Continue the text on art and the blockchain, starting right after its final sentence.

SELECTED EXCERPT:
=== Begin Enclosure ===

In recent years, others have explored the potential and politics of blockchain technology, as encapsulated by new media art non-profit Furtherfield’s 2017 book Artists Re:Thinking the Blockchain. Artistic collective !Mediengruppe Bitnik’s Random Darknet Shopper (2014-16) used an automated bot to purchase random products online with Bitcoin to be delivered to a gallery space and exhibited to the public, highlighting questions of authorship and autonomy. Artist and researcher Primavera De Filippi’s Plantoid (2016) invited donations which were then used to commission new artworks from other artists, leveraging the technology as an alternative business model for artistic production and collaboration. Artist and writer Alice Bucknell’s E-Z Kryptobuild (2020) video offers an unapologetic critique of the politics of cryptocurrency, drawing connections between property speculation and liberatarian ideas in the face of the climate crisis.
“Some early examples of how NFTs can facilitate a politics of art on the blockchain have already taken place”
Artists interested in the internet have long played with the gaps between the physical and the digital, and with the concept of authorship when augmented by disparate audiences through screens and galleries. In this context, the status of originality that an NFT asserts seems increasingly bizarre. Despite the rarity which the blockchain can verify, a digital file can continue to multiply and circulate through an abundance of duplicates, edits and versions. What constitutes art is a constantly negotiated concept, with fraught battles existing around the ownership of art—particularly how it circulates through private and public spheres. It is at these tensions and dividing lines that productive debates are able to emerge.

=== End Enclosure ===

DATA EXCERPTS:
=== Begin Enclosure ===

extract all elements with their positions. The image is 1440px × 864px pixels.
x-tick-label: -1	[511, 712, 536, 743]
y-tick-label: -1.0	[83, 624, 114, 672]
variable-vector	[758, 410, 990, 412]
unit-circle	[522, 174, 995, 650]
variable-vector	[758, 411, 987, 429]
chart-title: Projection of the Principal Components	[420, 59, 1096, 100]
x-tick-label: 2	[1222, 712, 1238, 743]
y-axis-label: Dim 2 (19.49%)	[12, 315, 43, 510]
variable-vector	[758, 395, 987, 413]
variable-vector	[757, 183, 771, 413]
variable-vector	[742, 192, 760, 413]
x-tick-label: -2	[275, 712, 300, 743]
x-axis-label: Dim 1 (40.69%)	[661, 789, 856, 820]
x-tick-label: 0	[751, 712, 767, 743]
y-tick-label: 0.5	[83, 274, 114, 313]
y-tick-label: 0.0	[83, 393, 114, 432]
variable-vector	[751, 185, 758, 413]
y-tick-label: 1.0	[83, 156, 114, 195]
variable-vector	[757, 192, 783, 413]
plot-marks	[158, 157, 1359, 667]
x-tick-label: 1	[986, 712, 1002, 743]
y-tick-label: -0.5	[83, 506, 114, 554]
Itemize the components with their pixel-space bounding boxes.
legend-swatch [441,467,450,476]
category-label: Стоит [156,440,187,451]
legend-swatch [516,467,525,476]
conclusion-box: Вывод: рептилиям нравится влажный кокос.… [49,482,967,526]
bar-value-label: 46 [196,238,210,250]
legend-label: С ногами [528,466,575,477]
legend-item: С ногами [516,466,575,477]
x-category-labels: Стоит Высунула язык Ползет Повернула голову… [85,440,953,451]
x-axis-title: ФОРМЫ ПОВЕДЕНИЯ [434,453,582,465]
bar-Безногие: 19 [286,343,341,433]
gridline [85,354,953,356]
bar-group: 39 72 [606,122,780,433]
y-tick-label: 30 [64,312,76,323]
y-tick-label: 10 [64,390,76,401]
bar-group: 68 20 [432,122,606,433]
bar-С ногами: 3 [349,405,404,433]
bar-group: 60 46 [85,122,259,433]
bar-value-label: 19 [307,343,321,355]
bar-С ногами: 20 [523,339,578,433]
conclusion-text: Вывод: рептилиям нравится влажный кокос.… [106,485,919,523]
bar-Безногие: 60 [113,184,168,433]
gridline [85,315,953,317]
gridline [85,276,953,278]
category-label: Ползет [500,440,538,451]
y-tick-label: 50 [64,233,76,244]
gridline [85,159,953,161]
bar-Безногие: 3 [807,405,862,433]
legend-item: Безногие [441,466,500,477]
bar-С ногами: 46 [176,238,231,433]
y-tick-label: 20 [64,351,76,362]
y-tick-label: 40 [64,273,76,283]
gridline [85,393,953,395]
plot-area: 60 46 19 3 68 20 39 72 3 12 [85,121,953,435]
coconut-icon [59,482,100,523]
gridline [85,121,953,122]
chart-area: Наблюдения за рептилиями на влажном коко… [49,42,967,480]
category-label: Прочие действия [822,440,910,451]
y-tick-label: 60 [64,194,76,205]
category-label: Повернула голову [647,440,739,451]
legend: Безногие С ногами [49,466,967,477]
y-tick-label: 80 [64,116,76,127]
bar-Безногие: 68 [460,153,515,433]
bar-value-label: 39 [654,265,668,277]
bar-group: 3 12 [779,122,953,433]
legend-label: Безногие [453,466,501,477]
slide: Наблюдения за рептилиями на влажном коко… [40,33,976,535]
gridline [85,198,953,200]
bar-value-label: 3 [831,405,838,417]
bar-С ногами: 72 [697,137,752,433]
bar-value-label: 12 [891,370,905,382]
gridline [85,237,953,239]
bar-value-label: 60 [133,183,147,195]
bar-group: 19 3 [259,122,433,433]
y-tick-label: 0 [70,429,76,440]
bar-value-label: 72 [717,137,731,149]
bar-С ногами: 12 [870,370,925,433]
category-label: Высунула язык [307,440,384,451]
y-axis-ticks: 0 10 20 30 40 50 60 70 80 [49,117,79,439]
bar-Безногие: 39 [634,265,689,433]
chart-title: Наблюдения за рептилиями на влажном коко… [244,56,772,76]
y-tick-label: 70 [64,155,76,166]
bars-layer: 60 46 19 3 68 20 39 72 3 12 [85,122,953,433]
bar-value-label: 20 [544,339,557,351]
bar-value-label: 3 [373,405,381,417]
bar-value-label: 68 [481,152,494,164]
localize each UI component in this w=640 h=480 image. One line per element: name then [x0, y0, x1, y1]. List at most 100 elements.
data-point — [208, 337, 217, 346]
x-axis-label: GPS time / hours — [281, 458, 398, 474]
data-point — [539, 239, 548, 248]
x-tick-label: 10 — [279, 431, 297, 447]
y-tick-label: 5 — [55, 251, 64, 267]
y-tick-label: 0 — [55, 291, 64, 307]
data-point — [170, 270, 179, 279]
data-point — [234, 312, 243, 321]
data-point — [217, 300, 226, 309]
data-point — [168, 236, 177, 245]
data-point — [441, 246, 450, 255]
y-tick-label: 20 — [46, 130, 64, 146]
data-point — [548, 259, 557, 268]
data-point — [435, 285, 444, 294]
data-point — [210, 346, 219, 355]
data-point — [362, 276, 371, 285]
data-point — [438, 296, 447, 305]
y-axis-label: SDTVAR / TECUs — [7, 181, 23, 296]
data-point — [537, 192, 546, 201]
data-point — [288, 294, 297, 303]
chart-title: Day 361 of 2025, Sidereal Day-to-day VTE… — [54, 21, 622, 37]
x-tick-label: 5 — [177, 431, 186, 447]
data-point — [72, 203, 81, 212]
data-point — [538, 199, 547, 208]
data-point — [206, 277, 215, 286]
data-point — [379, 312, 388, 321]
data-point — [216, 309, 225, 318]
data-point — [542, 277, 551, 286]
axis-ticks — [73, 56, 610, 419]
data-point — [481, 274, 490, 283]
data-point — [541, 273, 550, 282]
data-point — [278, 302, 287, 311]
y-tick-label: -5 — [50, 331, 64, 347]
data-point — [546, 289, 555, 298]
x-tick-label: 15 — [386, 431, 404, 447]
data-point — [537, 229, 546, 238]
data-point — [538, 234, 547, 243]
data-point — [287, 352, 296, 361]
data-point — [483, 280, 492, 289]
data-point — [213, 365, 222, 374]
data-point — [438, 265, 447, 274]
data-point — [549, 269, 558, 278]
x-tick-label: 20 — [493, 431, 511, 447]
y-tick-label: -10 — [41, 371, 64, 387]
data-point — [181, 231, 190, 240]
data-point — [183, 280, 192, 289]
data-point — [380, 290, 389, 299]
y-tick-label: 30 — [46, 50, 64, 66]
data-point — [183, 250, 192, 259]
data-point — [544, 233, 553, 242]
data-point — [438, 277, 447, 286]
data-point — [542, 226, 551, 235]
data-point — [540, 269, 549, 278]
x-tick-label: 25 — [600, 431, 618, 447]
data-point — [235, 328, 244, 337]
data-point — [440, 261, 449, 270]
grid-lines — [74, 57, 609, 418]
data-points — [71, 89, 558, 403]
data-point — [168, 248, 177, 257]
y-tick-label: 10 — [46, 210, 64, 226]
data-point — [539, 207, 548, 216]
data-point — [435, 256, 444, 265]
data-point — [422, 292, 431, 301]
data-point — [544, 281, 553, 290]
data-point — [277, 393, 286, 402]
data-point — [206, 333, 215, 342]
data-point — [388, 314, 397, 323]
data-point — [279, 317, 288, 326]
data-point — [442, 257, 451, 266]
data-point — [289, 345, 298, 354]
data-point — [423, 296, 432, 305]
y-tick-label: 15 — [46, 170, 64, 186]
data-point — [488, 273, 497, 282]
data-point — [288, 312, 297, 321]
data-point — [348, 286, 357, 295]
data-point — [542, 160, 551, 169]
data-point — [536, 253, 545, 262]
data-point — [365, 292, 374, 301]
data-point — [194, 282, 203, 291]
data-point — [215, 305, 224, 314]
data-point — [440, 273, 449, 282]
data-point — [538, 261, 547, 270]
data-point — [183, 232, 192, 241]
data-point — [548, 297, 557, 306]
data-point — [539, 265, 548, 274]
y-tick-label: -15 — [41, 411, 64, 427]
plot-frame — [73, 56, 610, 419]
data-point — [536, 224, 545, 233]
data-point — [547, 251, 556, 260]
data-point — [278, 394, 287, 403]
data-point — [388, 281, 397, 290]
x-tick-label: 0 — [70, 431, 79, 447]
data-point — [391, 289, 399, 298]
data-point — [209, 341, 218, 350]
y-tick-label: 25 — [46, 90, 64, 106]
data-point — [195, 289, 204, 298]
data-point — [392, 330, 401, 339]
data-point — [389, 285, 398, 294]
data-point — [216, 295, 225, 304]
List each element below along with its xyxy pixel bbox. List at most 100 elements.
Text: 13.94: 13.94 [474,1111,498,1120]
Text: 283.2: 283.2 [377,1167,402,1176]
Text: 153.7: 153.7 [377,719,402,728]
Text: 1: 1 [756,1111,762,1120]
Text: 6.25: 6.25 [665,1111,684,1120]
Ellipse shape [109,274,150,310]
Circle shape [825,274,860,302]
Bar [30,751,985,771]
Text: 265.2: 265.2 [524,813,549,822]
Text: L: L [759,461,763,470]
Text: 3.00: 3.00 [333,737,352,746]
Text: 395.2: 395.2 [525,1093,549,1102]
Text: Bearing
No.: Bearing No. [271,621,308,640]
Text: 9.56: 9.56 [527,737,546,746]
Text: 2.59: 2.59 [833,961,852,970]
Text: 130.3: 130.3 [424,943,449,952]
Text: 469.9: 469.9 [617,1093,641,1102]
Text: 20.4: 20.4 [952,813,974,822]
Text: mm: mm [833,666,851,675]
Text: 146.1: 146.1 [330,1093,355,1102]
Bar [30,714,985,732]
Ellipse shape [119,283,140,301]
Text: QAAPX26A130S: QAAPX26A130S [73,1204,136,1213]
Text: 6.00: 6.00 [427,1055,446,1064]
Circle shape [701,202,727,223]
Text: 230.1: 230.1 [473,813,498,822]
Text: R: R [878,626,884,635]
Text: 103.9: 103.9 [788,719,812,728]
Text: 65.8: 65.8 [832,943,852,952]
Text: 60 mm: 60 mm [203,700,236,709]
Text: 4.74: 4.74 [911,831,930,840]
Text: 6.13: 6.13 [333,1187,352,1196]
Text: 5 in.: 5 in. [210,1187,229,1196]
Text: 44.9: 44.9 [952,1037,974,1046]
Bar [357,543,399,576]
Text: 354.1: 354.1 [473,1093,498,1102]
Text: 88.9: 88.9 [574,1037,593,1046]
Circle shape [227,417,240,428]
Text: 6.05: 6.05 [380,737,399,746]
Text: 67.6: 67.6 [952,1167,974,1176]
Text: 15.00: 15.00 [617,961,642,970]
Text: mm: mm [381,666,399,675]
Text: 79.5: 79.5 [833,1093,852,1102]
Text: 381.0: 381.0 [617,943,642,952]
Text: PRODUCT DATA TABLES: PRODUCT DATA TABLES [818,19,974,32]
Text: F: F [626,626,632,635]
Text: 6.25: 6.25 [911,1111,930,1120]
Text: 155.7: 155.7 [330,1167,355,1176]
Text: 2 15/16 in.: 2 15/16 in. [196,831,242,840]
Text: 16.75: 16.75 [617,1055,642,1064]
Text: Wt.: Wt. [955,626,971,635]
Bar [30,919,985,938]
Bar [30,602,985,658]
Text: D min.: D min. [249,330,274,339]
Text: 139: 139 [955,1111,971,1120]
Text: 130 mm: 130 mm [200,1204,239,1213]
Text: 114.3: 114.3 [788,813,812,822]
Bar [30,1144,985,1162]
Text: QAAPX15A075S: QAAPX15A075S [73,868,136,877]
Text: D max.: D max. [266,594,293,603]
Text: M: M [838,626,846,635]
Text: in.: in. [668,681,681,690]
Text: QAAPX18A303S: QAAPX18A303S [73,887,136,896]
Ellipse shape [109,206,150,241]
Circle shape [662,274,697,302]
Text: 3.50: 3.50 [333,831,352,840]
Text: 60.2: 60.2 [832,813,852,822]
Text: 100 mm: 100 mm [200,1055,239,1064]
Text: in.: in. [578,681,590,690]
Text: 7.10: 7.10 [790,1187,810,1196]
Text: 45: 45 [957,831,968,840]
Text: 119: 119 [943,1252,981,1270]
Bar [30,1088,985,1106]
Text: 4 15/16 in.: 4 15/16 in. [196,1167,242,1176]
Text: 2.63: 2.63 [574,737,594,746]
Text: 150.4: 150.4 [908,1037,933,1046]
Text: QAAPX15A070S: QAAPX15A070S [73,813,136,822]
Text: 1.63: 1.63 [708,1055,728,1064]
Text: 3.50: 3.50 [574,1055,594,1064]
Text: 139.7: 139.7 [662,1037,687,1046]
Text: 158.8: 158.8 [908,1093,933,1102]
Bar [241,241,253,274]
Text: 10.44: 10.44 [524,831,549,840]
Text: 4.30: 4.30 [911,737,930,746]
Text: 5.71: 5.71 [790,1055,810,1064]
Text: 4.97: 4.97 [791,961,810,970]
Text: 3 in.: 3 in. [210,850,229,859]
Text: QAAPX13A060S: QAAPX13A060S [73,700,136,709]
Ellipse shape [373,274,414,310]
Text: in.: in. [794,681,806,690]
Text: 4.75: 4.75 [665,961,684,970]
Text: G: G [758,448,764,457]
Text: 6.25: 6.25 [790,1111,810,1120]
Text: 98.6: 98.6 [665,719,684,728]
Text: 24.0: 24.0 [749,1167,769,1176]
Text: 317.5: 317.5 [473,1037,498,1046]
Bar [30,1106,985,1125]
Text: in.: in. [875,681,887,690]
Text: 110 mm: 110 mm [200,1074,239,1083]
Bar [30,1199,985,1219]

=== End Enclosure ===

OUTPUT OF THE TASK:
The collision of art and money often conjures the most cynical embrace of the two, bringing to mind figures such as Warhol and Koons, but it is a mistake to give so much weight to the market. In 1969, artist Lee Lozano began Real Money Piece, a provocative performance as part of her long-running Language Pieces series. When friends, collectors and curators visited her studio, Lozano would, as described in her notes, “open a real jar of money and offer it to guests like candy.” She recorded people’s responses, highlighting the taboos around wealth and pointing to greater inequalities that were overlooked in the scene at the time. She identified currency as a social medium rooted in existing power structures.
In the future NFTs will inevitably support artists in the production of new work, particularly digital projects which have long struggled for exhibitions, commissions and support from established galleries and institutions. This shift in who gets funded and how will impact the future of art and transform the lives of artists—for better and for worse—and raises important questions around inclusion, accountability and responsibility towards the climate.
In a reaction against the excesses of the market and the overreach by crypto-bros, an all-too easy ‘block-scolding’ (as coined by artist and graphic designer David Rudnick) has come to dominate and define the conversation. But beyond the rightful criticism, NFTs present an exciting conceptual terrain to redress the financialization of life and society. An artistic medium in the waiting, they offer a point of departure to create alternative economies rooted in digital life. There is much more work to be done. It can’t end at an auction result.